**Instruction**. Write out every entry, unchanged. Skip any picture.

# Start of Entries

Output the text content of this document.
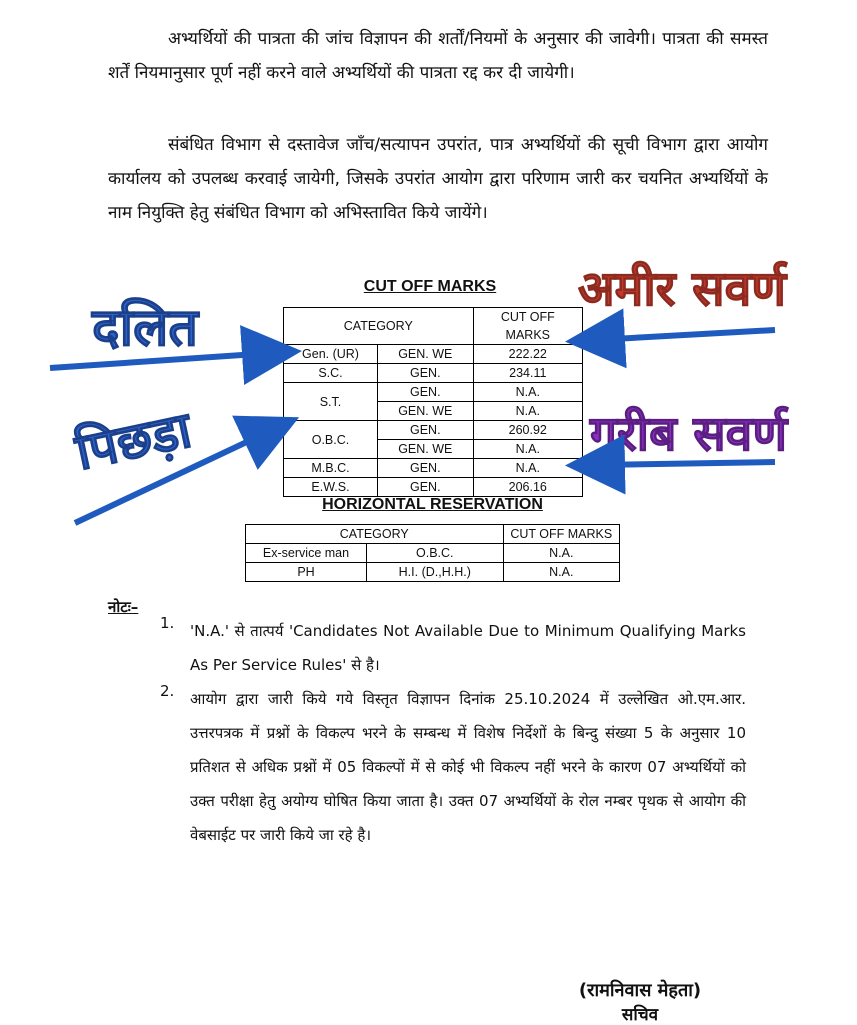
अभ्यर्थियों की पात्रता की जांच विज्ञापन की शर्तों/नियमों के अनुसार की जावेगी। पात्रता की समस्त शर्तें नियमानुसार पूर्ण नहीं करने वाले अभ्यर्थियों की पात्रता रद्द कर दी जायेगी।
संबंधित विभाग से दस्तावेज जाँच/सत्यापन उपरांत, पात्र अभ्यर्थियों की सूची विभाग द्वारा आयोग कार्यालय को उपलब्ध करवाई जायेगी, जिसके उपरांत आयोग द्वारा परिणाम जारी कर चयनित अभ्यर्थियों के नाम नियुक्ति हेतु संबंधित विभाग को अभिस्तावित किये जायेंगे।
CUT OFF MARKS
CATEGORY		CUT OFF MARKS
Gen. (UR)	GEN. WE	222.22
S.C.	GEN.	234.11
S.T.	GEN.	N.A.
	GEN. WE	N.A.
O.B.C.	GEN.	260.92
	GEN. WE	N.A.
M.B.C.	GEN.	N.A.
E.W.S.	GEN.	206.16
HORIZONTAL RESERVATION
CATEGORY		CUT OFF MARKS
Ex-service man	O.B.C.	N.A.
PH	H.I. (D.,H.H.)	N.A.
दलित
पिछड़ा
अमीर सवर्ण
गरीब सवर्ण
नोटः–
1. 'N.A.' से तात्पर्य 'Candidates Not Available Due to Minimum Qualifying Marks As Per Service Rules' से है।
2. आयोग द्वारा जारी किये गये विस्तृत विज्ञापन दिनांक 25.10.2024 में उल्लेखित ओ.एम.आर. उत्तरपत्रक में प्रश्नों के विकल्प भरने के सम्बन्ध में विशेष निर्देशों के बिन्दु संख्या 5 के अनुसार 10 प्रतिशत से अधिक प्रश्नों में 05 विकल्पों में से कोई भी विकल्प नहीं भरने के कारण 07 अभ्यर्थियों को उक्त परीक्षा हेतु अयोग्य घोषित किया जाता है। उक्त 07 अभ्यर्थियों के रोल नम्बर पृथक से आयोग की वेबसाईट पर जारी किये जा रहे है।
(रामनिवास मेहता)
सचिव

# End of Entries

**Written response**.
Output the text content of this document.
अभ्यर्थियों की पात्रता की जांच विज्ञापन की शर्तों/नियमों के अनुसार की जावेगी। पात्रता की समस्त शर्तें नियमानुसार पूर्ण नहीं करने वाले अभ्यर्थियों की पात्रता रद्द कर दी जायेगी।
संबंधित विभाग से दस्तावेज जाँच/सत्यापन उपरांत, पात्र अभ्यर्थियों की सूची विभाग द्वारा आयोग कार्यालय को उपलब्ध करवाई जायेगी, जिसके उपरांत आयोग द्वारा परिणाम जारी कर चयनित अभ्यर्थियों के नाम नियुक्ति हेतु संबंधित विभाग को अभिस्तावित किये जायेंगे।
CUT OFF MARKS
CATEGORY		CUT OFF MARKS
Gen. (UR)	GEN. WE	222.22
S.C.	GEN.	234.11
S.T.	GEN.	N.A.
	GEN. WE	N.A.
O.B.C.	GEN.	260.92
	GEN. WE	N.A.
M.B.C.	GEN.	N.A.
E.W.S.	GEN.	206.16
HORIZONTAL RESERVATION
CATEGORY		CUT OFF MARKS
Ex-service man	O.B.C.	N.A.
PH	H.I. (D.,H.H.)	N.A.
दलित
पिछड़ा
अमीर सवर्ण
गरीब सवर्ण
नोटः–
1. 'N.A.' से तात्पर्य 'Candidates Not Available Due to Minimum Qualifying Marks As Per Service Rules' से है।
2. आयोग द्वारा जारी किये गये विस्तृत विज्ञापन दिनांक 25.10.2024 में उल्लेखित ओ.एम.आर. उत्तरपत्रक में प्रश्नों के विकल्प भरने के सम्बन्ध में विशेष निर्देशों के बिन्दु संख्या 5 के अनुसार 10 प्रतिशत से अधिक प्रश्नों में 05 विकल्पों में से कोई भी विकल्प नहीं भरने के कारण 07 अभ्यर्थियों को उक्त परीक्षा हेतु अयोग्य घोषित किया जाता है। उक्त 07 अभ्यर्थियों के रोल नम्बर पृथक से आयोग की वेबसाईट पर जारी किये जा रहे है।
(रामनिवास मेहता)
सचिव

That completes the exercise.